====== EXERCISE DATA
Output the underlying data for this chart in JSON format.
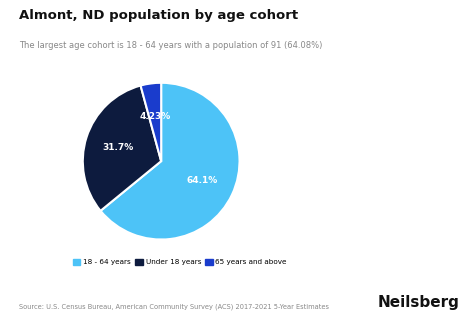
{
  "title": "Almont, ND population by age cohort",
  "subtitle": "The largest age cohort is 18 - 64 years with a population of 91 (64.08%)",
  "slices": [
    64.08,
    31.69,
    4.23
  ],
  "labels": [
    "64.1%",
    "31.7%",
    "4.23%"
  ],
  "colors": [
    "#4dc3f7",
    "#0d1b3e",
    "#1a3ccc"
  ],
  "legend_labels": [
    "18 - 64 years",
    "Under 18 years",
    "65 years and above"
  ],
  "source": "Source: U.S. Census Bureau, American Community Survey (ACS) 2017-2021 5-Year Estimates",
  "brand": "Neilsberg",
  "background_color": "#ffffff",
  "startangle": 90
}
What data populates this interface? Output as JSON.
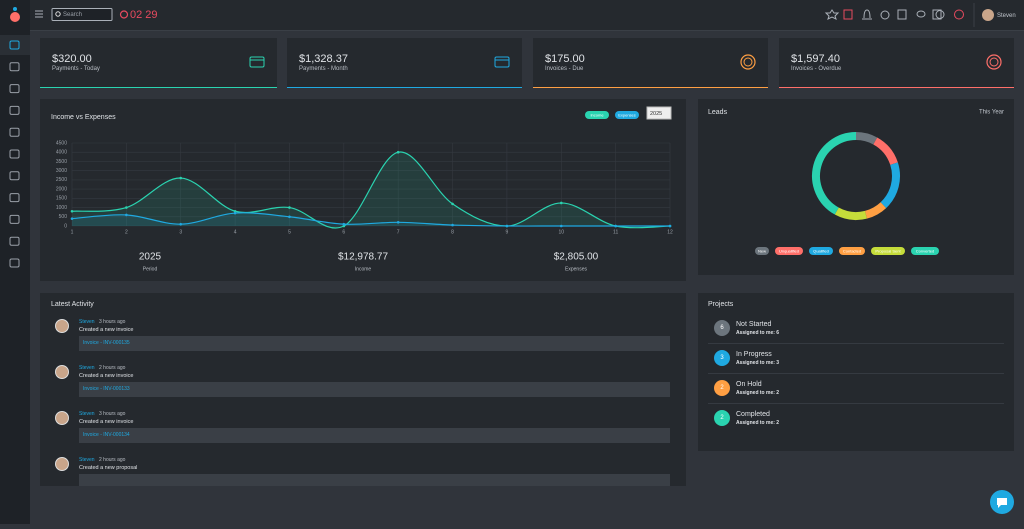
{
  "topbar": {
    "search_placeholder": "Search",
    "timer": "02 29",
    "user": "Steven"
  },
  "stats": [
    {
      "value": "$320.00",
      "label": "Payments - Today",
      "color": "#2ad3b0"
    },
    {
      "value": "$1,328.37",
      "label": "Payments - Month",
      "color": "#1fa9e1"
    },
    {
      "value": "$175.00",
      "label": "Invoices - Due",
      "color": "#ff9f43"
    },
    {
      "value": "$1,597.40",
      "label": "Invoices - Overdue",
      "color": "#ff6f69"
    }
  ],
  "income_panel": {
    "year_select": "2025",
    "summary": [
      {
        "value": "2025",
        "label": "Period"
      },
      {
        "value": "$12,978.77",
        "label": "Income"
      },
      {
        "value": "$2,805.00",
        "label": "Expenses"
      }
    ]
  },
  "chart_data": [
    {
      "type": "line",
      "title": "Income vs Expenses",
      "x": [
        1,
        2,
        3,
        4,
        5,
        6,
        7,
        8,
        9,
        10,
        11,
        12
      ],
      "series": [
        {
          "name": "Income",
          "color": "#2ad3b0",
          "values": [
            800,
            1000,
            2600,
            800,
            1000,
            0,
            4000,
            1200,
            0,
            1250,
            0,
            0
          ]
        },
        {
          "name": "Expenses",
          "color": "#1fa9e1",
          "values": [
            400,
            600,
            100,
            700,
            500,
            100,
            200,
            50,
            0,
            0,
            0,
            0
          ]
        }
      ],
      "xlim": [
        1,
        12
      ],
      "xticks": [
        1,
        2,
        3,
        4,
        5,
        6,
        7,
        8,
        9,
        10,
        11,
        12
      ],
      "ylim": [
        0,
        4500
      ],
      "yticks": [
        0,
        500,
        1000,
        1500,
        2000,
        2500,
        3000,
        3500,
        4000,
        4500
      ],
      "grid": true
    },
    {
      "type": "pie",
      "title": "Leads",
      "subtitle": "This Year",
      "categories": [
        "New",
        "Unqualified",
        "Qualified",
        "Contacted",
        "Proposal Sent",
        "Converted"
      ],
      "values": [
        8,
        12,
        18,
        8,
        12,
        42
      ],
      "colors": [
        "#6c757d",
        "#ff6f69",
        "#1fa9e1",
        "#ff9f43",
        "#c5dc3a",
        "#2ad3b0"
      ]
    }
  ],
  "activity": {
    "title": "Latest Activity",
    "items": [
      {
        "user": "Steven",
        "time": "3 hours ago",
        "text": "Created a new invoice",
        "link": "Invoice - INV-000135"
      },
      {
        "user": "Steven",
        "time": "2 hours ago",
        "text": "Created a new invoice",
        "link": "Invoice - INV-000133"
      },
      {
        "user": "Steven",
        "time": "3 hours ago",
        "text": "Created a new invoice",
        "link": "Invoice - INV-000134"
      },
      {
        "user": "Steven",
        "time": "2 hours ago",
        "text": "Created a new proposal",
        "link": ""
      }
    ]
  },
  "projects": {
    "title": "Projects",
    "items": [
      {
        "name": "Not Started",
        "assigned_label": "Assigned to me:",
        "count": 6,
        "color": "#6c757d"
      },
      {
        "name": "In Progress",
        "assigned_label": "Assigned to me:",
        "count": 3,
        "color": "#1fa9e1"
      },
      {
        "name": "On Hold",
        "assigned_label": "Assigned to me:",
        "count": 2,
        "color": "#ff9f43"
      },
      {
        "name": "Completed",
        "assigned_label": "Assigned to me:",
        "count": 2,
        "color": "#2ad3b0"
      }
    ]
  }
}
============
Set down the lines of the records above exactly, apart from the pictures.

FULL SOLUTION:
Output the underlying data for this chart in JSON format.
{
  "title": "Almont, ND population by age cohort",
  "subtitle": "The largest age cohort is 18 - 64 years with a population of 91 (64.08%)",
  "slices": [
    64.08,
    31.69,
    4.23
  ],
  "labels": [
    "64.1%",
    "31.7%",
    "4.23%"
  ],
  "colors": [
    "#4dc3f7",
    "#0d1b3e",
    "#1a3ccc"
  ],
  "legend_labels": [
    "18 - 64 years",
    "Under 18 years",
    "65 years and above"
  ],
  "source": "Source: U.S. Census Bureau, American Community Survey (ACS) 2017-2021 5-Year Estimates",
  "brand": "Neilsberg",
  "background_color": "#ffffff",
  "startangle": 90
}
What data populates this interface? Output as JSON.
{
  "topbar": {
    "search_placeholder": "Search",
    "timer": "02 29",
    "user": "Steven"
  },
  "stats": [
    {
      "value": "$320.00",
      "label": "Payments - Today",
      "color": "#2ad3b0"
    },
    {
      "value": "$1,328.37",
      "label": "Payments - Month",
      "color": "#1fa9e1"
    },
    {
      "value": "$175.00",
      "label": "Invoices - Due",
      "color": "#ff9f43"
    },
    {
      "value": "$1,597.40",
      "label": "Invoices - Overdue",
      "color": "#ff6f69"
    }
  ],
  "income_panel": {
    "year_select": "2025",
    "summary": [
      {
        "value": "2025",
        "label": "Period"
      },
      {
        "value": "$12,978.77",
        "label": "Income"
      },
      {
        "value": "$2,805.00",
        "label": "Expenses"
      }
    ]
  },
  "chart_data": [
    {
      "type": "line",
      "title": "Income vs Expenses",
      "x": [
        1,
        2,
        3,
        4,
        5,
        6,
        7,
        8,
        9,
        10,
        11,
        12
      ],
      "series": [
        {
          "name": "Income",
          "color": "#2ad3b0",
          "values": [
            800,
            1000,
            2600,
            800,
            1000,
            0,
            4000,
            1200,
            0,
            1250,
            0,
            0
          ]
        },
        {
          "name": "Expenses",
          "color": "#1fa9e1",
          "values": [
            400,
            600,
            100,
            700,
            500,
            100,
            200,
            50,
            0,
            0,
            0,
            0
          ]
        }
      ],
      "xlim": [
        1,
        12
      ],
      "xticks": [
        1,
        2,
        3,
        4,
        5,
        6,
        7,
        8,
        9,
        10,
        11,
        12
      ],
      "ylim": [
        0,
        4500
      ],
      "yticks": [
        0,
        500,
        1000,
        1500,
        2000,
        2500,
        3000,
        3500,
        4000,
        4500
      ],
      "grid": true
    },
    {
      "type": "pie",
      "title": "Leads",
      "subtitle": "This Year",
      "categories": [
        "New",
        "Unqualified",
        "Qualified",
        "Contacted",
        "Proposal Sent",
        "Converted"
      ],
      "values": [
        8,
        12,
        18,
        8,
        12,
        42
      ],
      "colors": [
        "#6c757d",
        "#ff6f69",
        "#1fa9e1",
        "#ff9f43",
        "#c5dc3a",
        "#2ad3b0"
      ]
    }
  ],
  "activity": {
    "title": "Latest Activity",
    "items": [
      {
        "user": "Steven",
        "time": "3 hours ago",
        "text": "Created a new invoice",
        "link": "Invoice - INV-000135"
      },
      {
        "user": "Steven",
        "time": "2 hours ago",
        "text": "Created a new invoice",
        "link": "Invoice - INV-000133"
      },
      {
        "user": "Steven",
        "time": "3 hours ago",
        "text": "Created a new invoice",
        "link": "Invoice - INV-000134"
      },
      {
        "user": "Steven",
        "time": "2 hours ago",
        "text": "Created a new proposal",
        "link": ""
      }
    ]
  },
  "projects": {
    "title": "Projects",
    "items": [
      {
        "name": "Not Started",
        "assigned_label": "Assigned to me:",
        "count": 6,
        "color": "#6c757d"
      },
      {
        "name": "In Progress",
        "assigned_label": "Assigned to me:",
        "count": 3,
        "color": "#1fa9e1"
      },
      {
        "name": "On Hold",
        "assigned_label": "Assigned to me:",
        "count": 2,
        "color": "#ff9f43"
      },
      {
        "name": "Completed",
        "assigned_label": "Assigned to me:",
        "count": 2,
        "color": "#2ad3b0"
      }
    ]
  }
}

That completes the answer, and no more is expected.